Stored records:
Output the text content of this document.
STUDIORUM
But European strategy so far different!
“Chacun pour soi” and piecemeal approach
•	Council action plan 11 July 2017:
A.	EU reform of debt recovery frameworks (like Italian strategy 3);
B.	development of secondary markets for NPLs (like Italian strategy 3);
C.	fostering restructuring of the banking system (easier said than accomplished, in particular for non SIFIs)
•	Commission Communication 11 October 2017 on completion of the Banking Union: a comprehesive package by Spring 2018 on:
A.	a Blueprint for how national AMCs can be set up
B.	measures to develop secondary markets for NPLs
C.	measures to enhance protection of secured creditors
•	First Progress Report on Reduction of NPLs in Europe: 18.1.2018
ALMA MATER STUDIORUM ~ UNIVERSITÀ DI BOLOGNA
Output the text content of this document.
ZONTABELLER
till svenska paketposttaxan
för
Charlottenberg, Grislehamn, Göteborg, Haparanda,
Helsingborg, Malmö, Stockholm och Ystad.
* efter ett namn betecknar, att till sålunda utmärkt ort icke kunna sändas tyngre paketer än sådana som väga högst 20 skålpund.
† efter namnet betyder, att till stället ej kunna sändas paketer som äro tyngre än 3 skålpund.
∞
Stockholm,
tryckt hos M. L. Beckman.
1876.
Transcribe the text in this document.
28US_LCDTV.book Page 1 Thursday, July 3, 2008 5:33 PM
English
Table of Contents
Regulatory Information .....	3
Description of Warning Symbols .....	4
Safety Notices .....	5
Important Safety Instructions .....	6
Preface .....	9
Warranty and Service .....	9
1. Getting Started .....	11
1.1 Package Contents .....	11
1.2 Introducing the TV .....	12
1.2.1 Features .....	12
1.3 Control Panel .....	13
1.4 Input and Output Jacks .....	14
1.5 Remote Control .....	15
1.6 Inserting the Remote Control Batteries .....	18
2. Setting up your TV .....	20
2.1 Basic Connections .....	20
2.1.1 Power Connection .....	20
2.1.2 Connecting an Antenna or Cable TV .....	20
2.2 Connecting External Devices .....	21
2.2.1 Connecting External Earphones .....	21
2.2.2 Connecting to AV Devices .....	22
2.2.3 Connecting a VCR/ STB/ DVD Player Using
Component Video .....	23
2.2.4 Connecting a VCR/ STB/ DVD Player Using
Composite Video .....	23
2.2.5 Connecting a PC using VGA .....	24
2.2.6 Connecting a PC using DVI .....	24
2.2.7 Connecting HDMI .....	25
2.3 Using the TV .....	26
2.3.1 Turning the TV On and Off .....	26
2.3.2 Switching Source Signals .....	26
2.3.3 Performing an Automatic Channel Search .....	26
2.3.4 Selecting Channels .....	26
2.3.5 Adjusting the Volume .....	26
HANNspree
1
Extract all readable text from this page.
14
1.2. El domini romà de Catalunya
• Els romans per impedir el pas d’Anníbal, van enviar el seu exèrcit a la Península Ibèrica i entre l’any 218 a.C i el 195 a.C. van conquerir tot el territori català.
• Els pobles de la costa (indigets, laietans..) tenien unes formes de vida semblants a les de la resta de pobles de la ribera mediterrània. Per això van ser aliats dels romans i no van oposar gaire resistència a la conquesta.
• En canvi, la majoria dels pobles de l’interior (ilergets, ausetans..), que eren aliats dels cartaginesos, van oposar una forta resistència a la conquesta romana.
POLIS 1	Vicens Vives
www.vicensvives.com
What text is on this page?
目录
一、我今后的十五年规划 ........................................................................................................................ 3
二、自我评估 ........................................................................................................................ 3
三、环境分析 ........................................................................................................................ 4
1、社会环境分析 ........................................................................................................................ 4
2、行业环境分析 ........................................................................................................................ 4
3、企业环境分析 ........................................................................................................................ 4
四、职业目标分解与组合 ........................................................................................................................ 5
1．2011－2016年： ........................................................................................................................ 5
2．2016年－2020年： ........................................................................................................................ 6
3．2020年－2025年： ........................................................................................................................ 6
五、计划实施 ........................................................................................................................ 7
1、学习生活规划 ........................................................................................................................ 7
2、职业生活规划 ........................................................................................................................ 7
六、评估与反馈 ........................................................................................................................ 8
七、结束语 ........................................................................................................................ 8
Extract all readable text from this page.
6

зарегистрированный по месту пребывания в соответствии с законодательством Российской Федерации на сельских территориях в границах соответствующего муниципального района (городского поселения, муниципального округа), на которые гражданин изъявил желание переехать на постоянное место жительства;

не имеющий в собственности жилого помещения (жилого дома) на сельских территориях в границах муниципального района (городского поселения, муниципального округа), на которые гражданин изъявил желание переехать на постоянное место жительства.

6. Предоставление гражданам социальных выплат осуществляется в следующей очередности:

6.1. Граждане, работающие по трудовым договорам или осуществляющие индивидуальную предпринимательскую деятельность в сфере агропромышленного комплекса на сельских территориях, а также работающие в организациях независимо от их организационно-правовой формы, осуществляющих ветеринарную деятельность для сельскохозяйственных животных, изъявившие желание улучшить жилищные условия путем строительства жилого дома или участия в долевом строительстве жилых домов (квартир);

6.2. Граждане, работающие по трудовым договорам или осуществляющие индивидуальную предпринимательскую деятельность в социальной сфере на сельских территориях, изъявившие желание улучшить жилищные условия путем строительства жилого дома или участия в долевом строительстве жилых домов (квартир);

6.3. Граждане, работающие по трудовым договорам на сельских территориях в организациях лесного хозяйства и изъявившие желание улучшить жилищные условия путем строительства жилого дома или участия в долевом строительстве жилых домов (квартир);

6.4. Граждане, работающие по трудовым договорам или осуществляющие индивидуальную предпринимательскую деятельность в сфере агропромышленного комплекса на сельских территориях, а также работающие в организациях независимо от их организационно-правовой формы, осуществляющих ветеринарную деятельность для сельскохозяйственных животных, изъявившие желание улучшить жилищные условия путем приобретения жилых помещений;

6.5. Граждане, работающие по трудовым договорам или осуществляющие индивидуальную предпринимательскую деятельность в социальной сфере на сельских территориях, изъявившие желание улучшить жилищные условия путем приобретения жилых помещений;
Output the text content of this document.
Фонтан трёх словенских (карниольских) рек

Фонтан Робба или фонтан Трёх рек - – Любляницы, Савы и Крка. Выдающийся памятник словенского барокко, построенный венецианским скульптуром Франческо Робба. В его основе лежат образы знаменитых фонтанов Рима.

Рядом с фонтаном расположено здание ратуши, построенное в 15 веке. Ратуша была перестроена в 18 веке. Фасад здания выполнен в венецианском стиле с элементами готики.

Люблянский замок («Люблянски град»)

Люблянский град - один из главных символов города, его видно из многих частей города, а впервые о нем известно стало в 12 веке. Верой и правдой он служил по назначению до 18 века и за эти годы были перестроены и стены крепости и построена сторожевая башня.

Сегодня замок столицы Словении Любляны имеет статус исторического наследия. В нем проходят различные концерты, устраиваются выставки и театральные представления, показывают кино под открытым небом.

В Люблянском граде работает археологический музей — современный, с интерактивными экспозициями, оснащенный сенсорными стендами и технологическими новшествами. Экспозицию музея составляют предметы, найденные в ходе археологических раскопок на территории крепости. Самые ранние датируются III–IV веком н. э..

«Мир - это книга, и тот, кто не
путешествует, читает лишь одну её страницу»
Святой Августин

# To be done
Give all of the entries again, word for word.

# Output of the exercise
Output the text content of this document.
STUDIORUM
But European strategy so far different!
“Chacun pour soi” and piecemeal approach
•	Council action plan 11 July 2017:
A.	EU reform of debt recovery frameworks (like Italian strategy 3);
B.	development of secondary markets for NPLs (like Italian strategy 3);
C.	fostering restructuring of the banking system (easier said than accomplished, in particular for non SIFIs)
•	Commission Communication 11 October 2017 on completion of the Banking Union: a comprehesive package by Spring 2018 on:
A.	a Blueprint for how national AMCs can be set up
B.	measures to develop secondary markets for NPLs
C.	measures to enhance protection of secured creditors
•	First Progress Report on Reduction of NPLs in Europe: 18.1.2018
ALMA MATER STUDIORUM ~ UNIVERSITÀ DI BOLOGNA
Output the text content of this document.
ZONTABELLER
till svenska paketposttaxan
för
Charlottenberg, Grislehamn, Göteborg, Haparanda,
Helsingborg, Malmö, Stockholm och Ystad.
* efter ett namn betecknar, att till sålunda utmärkt ort icke kunna sändas tyngre paketer än sådana som väga högst 20 skålpund.
† efter namnet betyder, att till stället ej kunna sändas paketer som äro tyngre än 3 skålpund.
∞
Stockholm,
tryckt hos M. L. Beckman.
1876.
Transcribe the text in this document.
28US_LCDTV.book Page 1 Thursday, July 3, 2008 5:33 PM
English
Table of Contents
Regulatory Information .....	3
Description of Warning Symbols .....	4
Safety Notices .....	5
Important Safety Instructions .....	6
Preface .....	9
Warranty and Service .....	9
1. Getting Started .....	11
1.1 Package Contents .....	11
1.2 Introducing the TV .....	12
1.2.1 Features .....	12
1.3 Control Panel .....	13
1.4 Input and Output Jacks .....	14
1.5 Remote Control .....	15
1.6 Inserting the Remote Control Batteries .....	18
2. Setting up your TV .....	20
2.1 Basic Connections .....	20
2.1.1 Power Connection .....	20
2.1.2 Connecting an Antenna or Cable TV .....	20
2.2 Connecting External Devices .....	21
2.2.1 Connecting External Earphones .....	21
2.2.2 Connecting to AV Devices .....	22
2.2.3 Connecting a VCR/ STB/ DVD Player Using
Component Video .....	23
2.2.4 Connecting a VCR/ STB/ DVD Player Using
Composite Video .....	23
2.2.5 Connecting a PC using VGA .....	24
2.2.6 Connecting a PC using DVI .....	24
2.2.7 Connecting HDMI .....	25
2.3 Using the TV .....	26
2.3.1 Turning the TV On and Off .....	26
2.3.2 Switching Source Signals .....	26
2.3.3 Performing an Automatic Channel Search .....	26
2.3.4 Selecting Channels .....	26
2.3.5 Adjusting the Volume .....	26
HANNspree
1
Extract all readable text from this page.
14
1.2. El domini romà de Catalunya
• Els romans per impedir el pas d’Anníbal, van enviar el seu exèrcit a la Península Ibèrica i entre l’any 218 a.C i el 195 a.C. van conquerir tot el territori català.
• Els pobles de la costa (indigets, laietans..) tenien unes formes de vida semblants a les de la resta de pobles de la ribera mediterrània. Per això van ser aliats dels romans i no van oposar gaire resistència a la conquesta.
• En canvi, la majoria dels pobles de l’interior (ilergets, ausetans..), que eren aliats dels cartaginesos, van oposar una forta resistència a la conquesta romana.
POLIS 1	Vicens Vives
www.vicensvives.com
What text is on this page?
目录
一、我今后的十五年规划 ........................................................................................................................ 3
二、自我评估 ........................................................................................................................ 3
三、环境分析 ........................................................................................................................ 4
1、社会环境分析 ........................................................................................................................ 4
2、行业环境分析 ........................................................................................................................ 4
3、企业环境分析 ........................................................................................................................ 4
四、职业目标分解与组合 ........................................................................................................................ 5
1．2011－2016年： ........................................................................................................................ 5
2．2016年－2020年： ........................................................................................................................ 6
3．2020年－2025年： ........................................................................................................................ 6
五、计划实施 ........................................................................................................................ 7
1、学习生活规划 ........................................................................................................................ 7
2、职业生活规划 ........................................................................................................................ 7
六、评估与反馈 ........................................................................................................................ 8
七、结束语 ........................................................................................................................ 8
Extract all readable text from this page.
6

зарегистрированный по месту пребывания в соответствии с законодательством Российской Федерации на сельских территориях в границах соответствующего муниципального района (городского поселения, муниципального округа), на которые гражданин изъявил желание переехать на постоянное место жительства;

не имеющий в собственности жилого помещения (жилого дома) на сельских территориях в границах муниципального района (городского поселения, муниципального округа), на которые гражданин изъявил желание переехать на постоянное место жительства.

6. Предоставление гражданам социальных выплат осуществляется в следующей очередности:

6.1. Граждане, работающие по трудовым договорам или осуществляющие индивидуальную предпринимательскую деятельность в сфере агропромышленного комплекса на сельских территориях, а также работающие в организациях независимо от их организационно-правовой формы, осуществляющих ветеринарную деятельность для сельскохозяйственных животных, изъявившие желание улучшить жилищные условия путем строительства жилого дома или участия в долевом строительстве жилых домов (квартир);

6.2. Граждане, работающие по трудовым договорам или осуществляющие индивидуальную предпринимательскую деятельность в социальной сфере на сельских территориях, изъявившие желание улучшить жилищные условия путем строительства жилого дома или участия в долевом строительстве жилых домов (квартир);

6.3. Граждане, работающие по трудовым договорам на сельских территориях в организациях лесного хозяйства и изъявившие желание улучшить жилищные условия путем строительства жилого дома или участия в долевом строительстве жилых домов (квартир);

6.4. Граждане, работающие по трудовым договорам или осуществляющие индивидуальную предпринимательскую деятельность в сфере агропромышленного комплекса на сельских территориях, а также работающие в организациях независимо от их организационно-правовой формы, осуществляющих ветеринарную деятельность для сельскохозяйственных животных, изъявившие желание улучшить жилищные условия путем приобретения жилых помещений;

6.5. Граждане, работающие по трудовым договорам или осуществляющие индивидуальную предпринимательскую деятельность в социальной сфере на сельских территориях, изъявившие желание улучшить жилищные условия путем приобретения жилых помещений;
Output the text content of this document.
Фонтан трёх словенских (карниольских) рек

Фонтан Робба или фонтан Трёх рек - – Любляницы, Савы и Крка. Выдающийся памятник словенского барокко, построенный венецианским скульптуром Франческо Робба. В его основе лежат образы знаменитых фонтанов Рима.

Рядом с фонтаном расположено здание ратуши, построенное в 15 веке. Ратуша была перестроена в 18 веке. Фасад здания выполнен в венецианском стиле с элементами готики.

Люблянский замок («Люблянски град»)

Люблянский град - один из главных символов города, его видно из многих частей города, а впервые о нем известно стало в 12 веке. Верой и правдой он служил по назначению до 18 века и за эти годы были перестроены и стены крепости и построена сторожевая башня.

Сегодня замок столицы Словении Любляны имеет статус исторического наследия. В нем проходят различные концерты, устраиваются выставки и театральные представления, показывают кино под открытым небом.

В Люблянском граде работает археологический музей — современный, с интерактивными экспозициями, оснащенный сенсорными стендами и технологическими новшествами. Экспозицию музея составляют предметы, найденные в ходе археологических раскопок на территории крепости. Самые ранние датируются III–IV веком н. э..

«Мир - это книга, и тот, кто не
путешествует, читает лишь одну её страницу»
Святой Августин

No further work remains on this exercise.